* begin Data extract *

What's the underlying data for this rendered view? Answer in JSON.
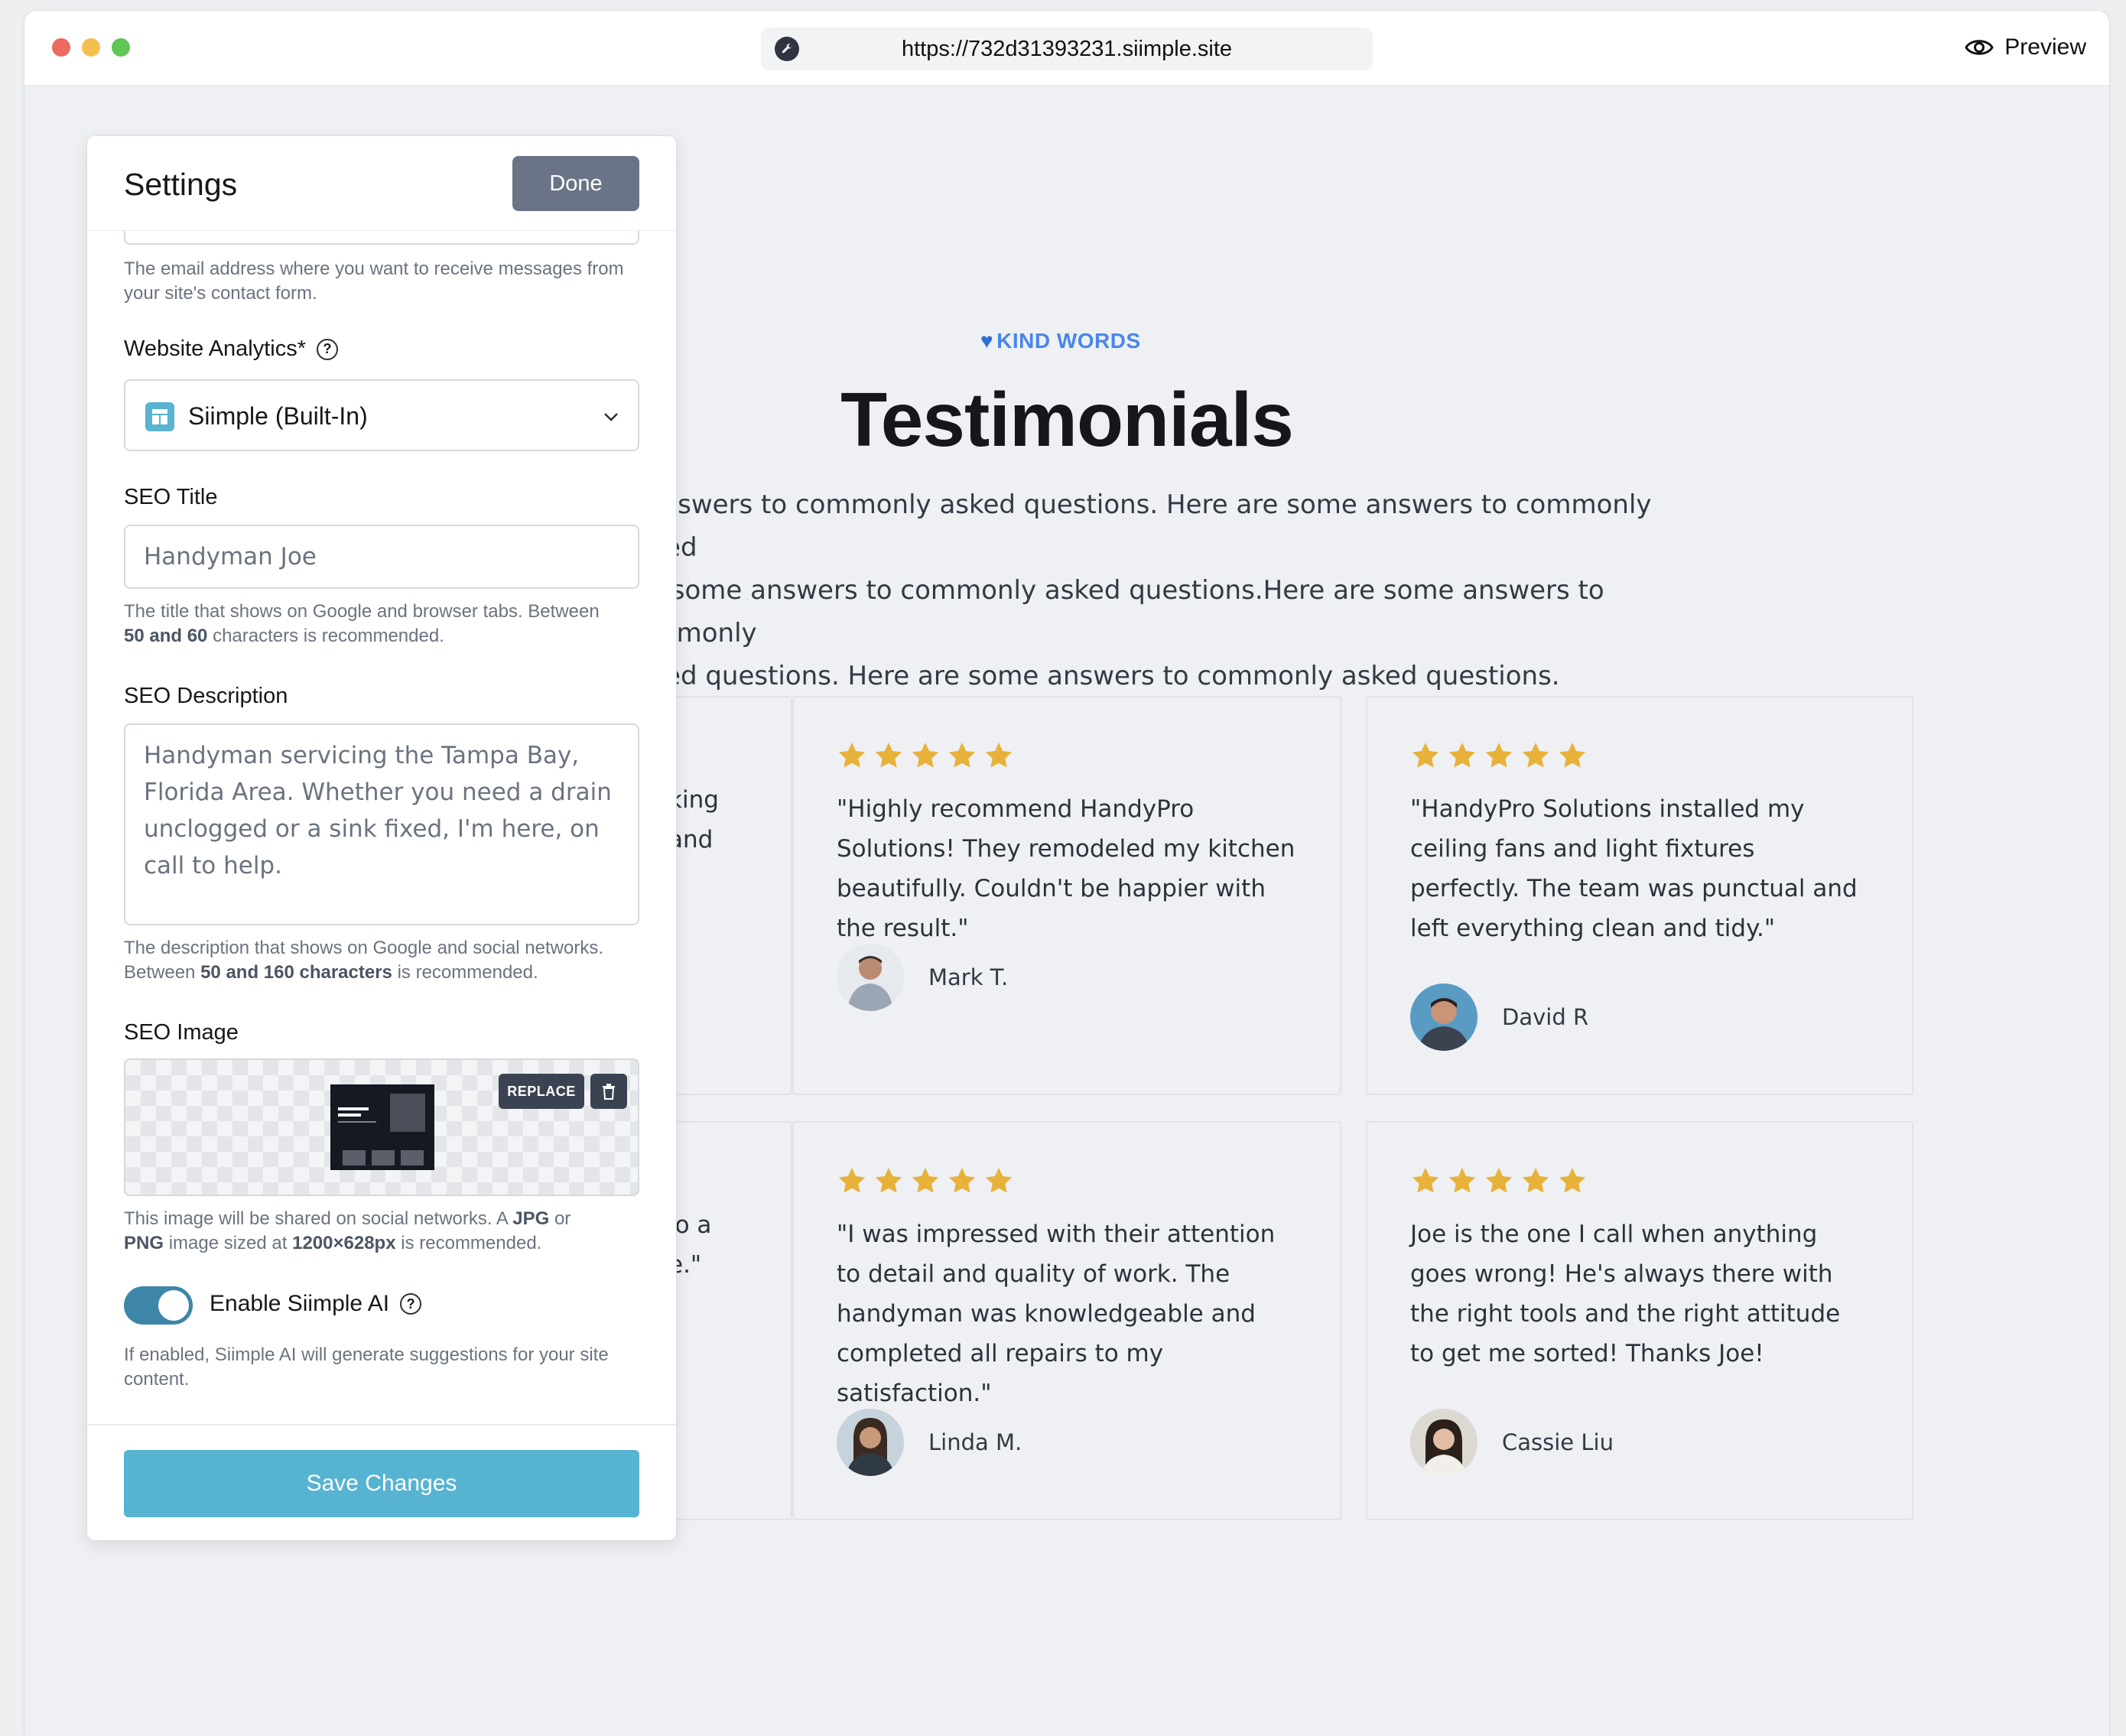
{
  "browser": {
    "url": "https://732d31393231.siimple.site",
    "preview_label": "Preview"
  },
  "settings": {
    "title": "Settings",
    "done_label": "Done",
    "email_help": "The email address where you want to receive messages from your site's contact form.",
    "analytics_label": "Website Analytics*",
    "analytics_value": "Siimple (Built-In)",
    "seo_title_label": "SEO Title",
    "seo_title_value": "Handyman Joe",
    "seo_title_help_1": "The title that shows on Google and browser tabs. Between",
    "seo_title_help_bold": "50 and 60",
    "seo_title_help_2": "characters is recommended.",
    "seo_desc_label": "SEO Description",
    "seo_desc_value": "Handyman servicing the Tampa Bay, Florida Area. Whether you need a drain unclogged or a sink fixed, I'm here, on call to help.",
    "seo_desc_help_1": "The description that shows on Google and social networks. Between",
    "seo_desc_help_bold": "50 and 160 characters",
    "seo_desc_help_2": "is recommended.",
    "seo_image_label": "SEO Image",
    "replace_label": "REPLACE",
    "image_help_1": "This image will be shared on social networks. A",
    "image_help_jpg": "JPG",
    "image_help_or": "or",
    "image_help_png": "PNG",
    "image_help_2": "image sized at",
    "image_help_size": "1200×628px",
    "image_help_3": "is recommended.",
    "ai_label": "Enable Siimple AI",
    "ai_enabled": true,
    "ai_help": "If enabled, Siimple AI will generate suggestions for your site content.",
    "save_label": "Save Changes"
  },
  "page": {
    "eyebrow": "KIND WORDS",
    "eyebrow_icon": "blue-heart-icon",
    "headline": "Testimonials",
    "intro_lines": [
      "e answers to commonly asked questions. Here are some answers to commonly asked",
      "are some answers to commonly asked questions.Here are some answers to commonly",
      "asked questions. Here are some answers to commonly asked questions."
    ],
    "partial_card_1": [
      "king",
      "and"
    ],
    "partial_card_2": [
      "lo a",
      "e.\""
    ],
    "star_color": "#e8b23a",
    "testimonials": [
      {
        "rating": 5,
        "quote": "\"Highly recommend HandyPro Solutions! They remodeled my kitchen beautifully. Couldn't be happier with the result.\"",
        "name": "Mark T."
      },
      {
        "rating": 5,
        "quote": "\"HandyPro Solutions installed my ceiling fans and light fixtures perfectly. The team was punctual and left everything clean and tidy.\"",
        "name": "David R"
      },
      {
        "rating": 5,
        "quote": "\"I was impressed with their attention to detail and quality of work. The handyman was knowledgeable and completed all repairs to my satisfaction.\"",
        "name": "Linda M."
      },
      {
        "rating": 5,
        "quote": "Joe is the one I call when anything goes wrong! He's always there with the right tools and the right attitude to get me sorted! Thanks Joe!",
        "name": "Cassie Liu"
      }
    ]
  }
}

* end Data extract *

> _Do this_:
Return the entries unchanged, save for the pictures, which do not belong in the copy.

> _Exercise answer_:
What's the underlying data for this rendered view? Answer in JSON.
{
  "browser": {
    "url": "https://732d31393231.siimple.site",
    "preview_label": "Preview"
  },
  "settings": {
    "title": "Settings",
    "done_label": "Done",
    "email_help": "The email address where you want to receive messages from your site's contact form.",
    "analytics_label": "Website Analytics*",
    "analytics_value": "Siimple (Built-In)",
    "seo_title_label": "SEO Title",
    "seo_title_value": "Handyman Joe",
    "seo_title_help_1": "The title that shows on Google and browser tabs. Between",
    "seo_title_help_bold": "50 and 60",
    "seo_title_help_2": "characters is recommended.",
    "seo_desc_label": "SEO Description",
    "seo_desc_value": "Handyman servicing the Tampa Bay, Florida Area. Whether you need a drain unclogged or a sink fixed, I'm here, on call to help.",
    "seo_desc_help_1": "The description that shows on Google and social networks. Between",
    "seo_desc_help_bold": "50 and 160 characters",
    "seo_desc_help_2": "is recommended.",
    "seo_image_label": "SEO Image",
    "replace_label": "REPLACE",
    "image_help_1": "This image will be shared on social networks. A",
    "image_help_jpg": "JPG",
    "image_help_or": "or",
    "image_help_png": "PNG",
    "image_help_2": "image sized at",
    "image_help_size": "1200×628px",
    "image_help_3": "is recommended.",
    "ai_label": "Enable Siimple AI",
    "ai_enabled": true,
    "ai_help": "If enabled, Siimple AI will generate suggestions for your site content.",
    "save_label": "Save Changes"
  },
  "page": {
    "eyebrow": "KIND WORDS",
    "eyebrow_icon": "blue-heart-icon",
    "headline": "Testimonials",
    "intro_lines": [
      "e answers to commonly asked questions. Here are some answers to commonly asked",
      "are some answers to commonly asked questions.Here are some answers to commonly",
      "asked questions. Here are some answers to commonly asked questions."
    ],
    "partial_card_1": [
      "king",
      "and"
    ],
    "partial_card_2": [
      "lo a",
      "e.\""
    ],
    "star_color": "#e8b23a",
    "testimonials": [
      {
        "rating": 5,
        "quote": "\"Highly recommend HandyPro Solutions! They remodeled my kitchen beautifully. Couldn't be happier with the result.\"",
        "name": "Mark T."
      },
      {
        "rating": 5,
        "quote": "\"HandyPro Solutions installed my ceiling fans and light fixtures perfectly. The team was punctual and left everything clean and tidy.\"",
        "name": "David R"
      },
      {
        "rating": 5,
        "quote": "\"I was impressed with their attention to detail and quality of work. The handyman was knowledgeable and completed all repairs to my satisfaction.\"",
        "name": "Linda M."
      },
      {
        "rating": 5,
        "quote": "Joe is the one I call when anything goes wrong! He's always there with the right tools and the right attitude to get me sorted! Thanks Joe!",
        "name": "Cassie Liu"
      }
    ]
  }
}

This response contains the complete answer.